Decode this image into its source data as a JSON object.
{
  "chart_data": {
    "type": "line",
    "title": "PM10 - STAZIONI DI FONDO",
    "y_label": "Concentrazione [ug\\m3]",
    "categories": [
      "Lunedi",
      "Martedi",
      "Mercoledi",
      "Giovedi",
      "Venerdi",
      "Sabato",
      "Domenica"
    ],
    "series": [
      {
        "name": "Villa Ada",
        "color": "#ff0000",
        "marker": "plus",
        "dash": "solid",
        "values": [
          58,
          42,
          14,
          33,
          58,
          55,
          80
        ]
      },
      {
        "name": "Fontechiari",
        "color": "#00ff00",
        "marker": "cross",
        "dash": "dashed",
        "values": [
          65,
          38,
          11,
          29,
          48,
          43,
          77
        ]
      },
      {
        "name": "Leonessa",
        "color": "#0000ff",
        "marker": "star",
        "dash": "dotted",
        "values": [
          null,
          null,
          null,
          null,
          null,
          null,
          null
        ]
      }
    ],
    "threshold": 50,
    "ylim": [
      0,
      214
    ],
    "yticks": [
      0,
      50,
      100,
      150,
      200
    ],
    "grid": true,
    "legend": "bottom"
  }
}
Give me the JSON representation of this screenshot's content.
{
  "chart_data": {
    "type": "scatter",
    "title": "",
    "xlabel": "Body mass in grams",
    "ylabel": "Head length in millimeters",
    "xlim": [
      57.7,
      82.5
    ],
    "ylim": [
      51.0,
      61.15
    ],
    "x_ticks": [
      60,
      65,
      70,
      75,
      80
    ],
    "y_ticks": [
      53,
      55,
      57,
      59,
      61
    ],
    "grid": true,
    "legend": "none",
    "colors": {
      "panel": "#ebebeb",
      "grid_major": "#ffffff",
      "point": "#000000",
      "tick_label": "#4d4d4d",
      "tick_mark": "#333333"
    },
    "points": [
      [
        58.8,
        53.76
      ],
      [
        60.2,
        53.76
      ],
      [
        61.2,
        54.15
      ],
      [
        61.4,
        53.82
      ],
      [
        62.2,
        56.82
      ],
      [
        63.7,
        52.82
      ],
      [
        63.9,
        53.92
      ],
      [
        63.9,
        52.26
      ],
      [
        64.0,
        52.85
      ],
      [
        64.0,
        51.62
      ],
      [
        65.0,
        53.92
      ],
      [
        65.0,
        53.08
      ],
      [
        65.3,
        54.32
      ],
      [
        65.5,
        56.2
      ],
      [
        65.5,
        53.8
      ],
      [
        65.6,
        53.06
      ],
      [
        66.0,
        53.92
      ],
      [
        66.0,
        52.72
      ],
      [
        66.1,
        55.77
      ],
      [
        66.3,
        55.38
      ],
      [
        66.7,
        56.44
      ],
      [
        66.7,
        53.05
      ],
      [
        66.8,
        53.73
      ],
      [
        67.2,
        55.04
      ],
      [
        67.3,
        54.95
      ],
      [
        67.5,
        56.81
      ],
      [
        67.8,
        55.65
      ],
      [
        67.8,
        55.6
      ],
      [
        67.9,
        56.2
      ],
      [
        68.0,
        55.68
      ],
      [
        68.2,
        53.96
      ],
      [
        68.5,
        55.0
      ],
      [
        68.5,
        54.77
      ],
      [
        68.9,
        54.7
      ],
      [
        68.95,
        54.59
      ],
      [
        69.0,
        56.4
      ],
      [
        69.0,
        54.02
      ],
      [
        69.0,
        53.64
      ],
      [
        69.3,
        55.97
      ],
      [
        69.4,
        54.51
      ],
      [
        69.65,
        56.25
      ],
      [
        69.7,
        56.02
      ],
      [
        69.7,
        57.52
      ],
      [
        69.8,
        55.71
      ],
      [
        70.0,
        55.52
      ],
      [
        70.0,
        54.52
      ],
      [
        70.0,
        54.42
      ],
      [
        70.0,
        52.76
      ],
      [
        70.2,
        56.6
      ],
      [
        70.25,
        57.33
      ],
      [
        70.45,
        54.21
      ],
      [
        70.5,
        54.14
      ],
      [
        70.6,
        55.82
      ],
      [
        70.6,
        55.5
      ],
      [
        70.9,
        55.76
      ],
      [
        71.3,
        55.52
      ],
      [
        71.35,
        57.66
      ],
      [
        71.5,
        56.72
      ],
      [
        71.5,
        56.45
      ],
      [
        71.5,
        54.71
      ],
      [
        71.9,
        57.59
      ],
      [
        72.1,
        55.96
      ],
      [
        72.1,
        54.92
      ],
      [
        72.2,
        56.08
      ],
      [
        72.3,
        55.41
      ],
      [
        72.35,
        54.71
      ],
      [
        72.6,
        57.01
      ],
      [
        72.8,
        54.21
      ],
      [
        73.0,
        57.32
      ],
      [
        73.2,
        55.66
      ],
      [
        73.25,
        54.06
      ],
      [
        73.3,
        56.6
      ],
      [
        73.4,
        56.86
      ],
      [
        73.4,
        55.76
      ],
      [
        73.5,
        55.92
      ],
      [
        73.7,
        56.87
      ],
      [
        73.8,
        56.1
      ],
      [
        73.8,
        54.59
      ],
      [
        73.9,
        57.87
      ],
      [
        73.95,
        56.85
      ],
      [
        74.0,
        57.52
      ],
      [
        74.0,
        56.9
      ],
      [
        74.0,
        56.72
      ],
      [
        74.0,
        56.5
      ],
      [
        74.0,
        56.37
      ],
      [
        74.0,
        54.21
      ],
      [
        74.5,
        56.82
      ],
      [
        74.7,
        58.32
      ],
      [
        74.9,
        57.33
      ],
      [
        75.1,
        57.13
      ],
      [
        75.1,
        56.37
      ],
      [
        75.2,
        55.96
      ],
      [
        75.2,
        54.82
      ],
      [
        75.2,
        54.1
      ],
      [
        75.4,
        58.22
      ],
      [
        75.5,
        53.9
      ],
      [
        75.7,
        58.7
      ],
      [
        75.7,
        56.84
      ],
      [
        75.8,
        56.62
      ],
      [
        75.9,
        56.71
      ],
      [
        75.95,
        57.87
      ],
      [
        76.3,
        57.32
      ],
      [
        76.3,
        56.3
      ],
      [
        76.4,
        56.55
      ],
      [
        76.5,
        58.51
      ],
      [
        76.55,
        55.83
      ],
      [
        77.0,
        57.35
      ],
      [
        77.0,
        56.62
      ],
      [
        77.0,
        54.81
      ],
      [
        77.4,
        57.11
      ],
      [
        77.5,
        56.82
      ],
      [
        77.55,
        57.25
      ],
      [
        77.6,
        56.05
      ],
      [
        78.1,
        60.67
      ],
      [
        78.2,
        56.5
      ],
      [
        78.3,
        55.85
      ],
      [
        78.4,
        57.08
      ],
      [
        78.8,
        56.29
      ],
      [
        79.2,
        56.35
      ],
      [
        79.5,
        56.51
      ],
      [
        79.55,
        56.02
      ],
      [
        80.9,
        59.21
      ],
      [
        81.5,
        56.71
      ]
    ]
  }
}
-.-.-
-- Task instructions --
Find every line in the records above that holds the word "name", and copy each one.

-- Reply --
        "name": "Villa Ada",
        "name": "Fontechiari",
        "name": "Leonessa",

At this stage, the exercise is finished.